Quote every line as given.

● ● ●

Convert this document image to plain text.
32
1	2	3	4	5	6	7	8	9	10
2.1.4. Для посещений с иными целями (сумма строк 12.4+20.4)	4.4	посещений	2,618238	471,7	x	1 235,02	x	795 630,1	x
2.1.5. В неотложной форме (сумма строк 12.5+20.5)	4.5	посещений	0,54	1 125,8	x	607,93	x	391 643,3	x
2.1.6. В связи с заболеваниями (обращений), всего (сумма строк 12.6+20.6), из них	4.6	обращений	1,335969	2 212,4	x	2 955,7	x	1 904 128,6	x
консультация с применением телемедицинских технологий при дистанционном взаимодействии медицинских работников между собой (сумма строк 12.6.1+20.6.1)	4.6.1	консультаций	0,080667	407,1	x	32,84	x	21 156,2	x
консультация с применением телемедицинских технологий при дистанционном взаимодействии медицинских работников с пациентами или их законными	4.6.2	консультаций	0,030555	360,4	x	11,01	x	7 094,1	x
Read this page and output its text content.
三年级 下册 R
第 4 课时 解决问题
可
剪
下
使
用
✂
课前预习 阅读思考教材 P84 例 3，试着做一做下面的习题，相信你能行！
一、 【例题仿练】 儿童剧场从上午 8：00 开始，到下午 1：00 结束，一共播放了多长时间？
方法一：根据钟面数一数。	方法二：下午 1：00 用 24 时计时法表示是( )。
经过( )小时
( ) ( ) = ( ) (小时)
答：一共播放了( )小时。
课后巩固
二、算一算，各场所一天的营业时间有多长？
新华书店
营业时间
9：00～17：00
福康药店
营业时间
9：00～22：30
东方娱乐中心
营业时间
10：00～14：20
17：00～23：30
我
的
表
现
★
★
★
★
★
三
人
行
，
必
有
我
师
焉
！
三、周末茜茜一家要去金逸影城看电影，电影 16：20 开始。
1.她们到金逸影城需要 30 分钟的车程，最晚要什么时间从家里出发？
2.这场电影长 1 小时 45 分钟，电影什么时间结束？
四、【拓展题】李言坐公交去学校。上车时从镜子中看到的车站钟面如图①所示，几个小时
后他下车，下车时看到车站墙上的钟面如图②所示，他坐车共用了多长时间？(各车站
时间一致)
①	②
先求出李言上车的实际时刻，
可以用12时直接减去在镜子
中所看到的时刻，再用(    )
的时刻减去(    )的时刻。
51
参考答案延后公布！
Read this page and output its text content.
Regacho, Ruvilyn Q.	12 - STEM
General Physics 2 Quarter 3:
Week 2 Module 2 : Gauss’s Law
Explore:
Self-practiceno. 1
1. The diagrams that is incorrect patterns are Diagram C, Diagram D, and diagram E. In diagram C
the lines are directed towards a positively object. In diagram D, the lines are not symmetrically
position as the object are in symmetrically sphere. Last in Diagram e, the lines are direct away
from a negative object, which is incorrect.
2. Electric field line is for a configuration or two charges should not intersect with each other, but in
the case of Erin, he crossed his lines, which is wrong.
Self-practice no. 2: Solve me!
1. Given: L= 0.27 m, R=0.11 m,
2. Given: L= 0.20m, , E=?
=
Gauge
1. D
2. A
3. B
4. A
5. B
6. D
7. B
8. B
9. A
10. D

● ● ●

_FULL ANSWER_:
Convert this document image to plain text.
32
1	2	3	4	5	6	7	8	9	10
2.1.4. Для посещений с иными целями (сумма строк 12.4+20.4)	4.4	посещений	2,618238	471,7	x	1 235,02	x	795 630,1	x
2.1.5. В неотложной форме (сумма строк 12.5+20.5)	4.5	посещений	0,54	1 125,8	x	607,93	x	391 643,3	x
2.1.6. В связи с заболеваниями (обращений), всего (сумма строк 12.6+20.6), из них	4.6	обращений	1,335969	2 212,4	x	2 955,7	x	1 904 128,6	x
консультация с применением телемедицинских технологий при дистанционном взаимодействии медицинских работников между собой (сумма строк 12.6.1+20.6.1)	4.6.1	консультаций	0,080667	407,1	x	32,84	x	21 156,2	x
консультация с применением телемедицинских технологий при дистанционном взаимодействии медицинских работников с пациентами или их законными	4.6.2	консультаций	0,030555	360,4	x	11,01	x	7 094,1	x
Read this page and output its text content.
三年级 下册 R
第 4 课时 解决问题
可
剪
下
使
用
✂
课前预习 阅读思考教材 P84 例 3，试着做一做下面的习题，相信你能行！
一、 【例题仿练】 儿童剧场从上午 8：00 开始，到下午 1：00 结束，一共播放了多长时间？
方法一：根据钟面数一数。	方法二：下午 1：00 用 24 时计时法表示是( )。
经过( )小时
( ) ( ) = ( ) (小时)
答：一共播放了( )小时。
课后巩固
二、算一算，各场所一天的营业时间有多长？
新华书店
营业时间
9：00～17：00
福康药店
营业时间
9：00～22：30
东方娱乐中心
营业时间
10：00～14：20
17：00～23：30
我
的
表
现
★
★
★
★
★
三
人
行
，
必
有
我
师
焉
！
三、周末茜茜一家要去金逸影城看电影，电影 16：20 开始。
1.她们到金逸影城需要 30 分钟的车程，最晚要什么时间从家里出发？
2.这场电影长 1 小时 45 分钟，电影什么时间结束？
四、【拓展题】李言坐公交去学校。上车时从镜子中看到的车站钟面如图①所示，几个小时
后他下车，下车时看到车站墙上的钟面如图②所示，他坐车共用了多长时间？(各车站
时间一致)
①	②
先求出李言上车的实际时刻，
可以用12时直接减去在镜子
中所看到的时刻，再用(    )
的时刻减去(    )的时刻。
51
参考答案延后公布！
Read this page and output its text content.
Regacho, Ruvilyn Q.	12 - STEM
General Physics 2 Quarter 3:
Week 2 Module 2 : Gauss’s Law
Explore:
Self-practiceno. 1
1. The diagrams that is incorrect patterns are Diagram C, Diagram D, and diagram E. In diagram C
the lines are directed towards a positively object. In diagram D, the lines are not symmetrically
position as the object are in symmetrically sphere. Last in Diagram e, the lines are direct away
from a negative object, which is incorrect.
2. Electric field line is for a configuration or two charges should not intersect with each other, but in
the case of Erin, he crossed his lines, which is wrong.
Self-practice no. 2: Solve me!
1. Given: L= 0.27 m, R=0.11 m,
2. Given: L= 0.20m, , E=?
=
Gauge
1. D
2. A
3. B
4. A
5. B
6. D
7. B
8. B
9. A
10. D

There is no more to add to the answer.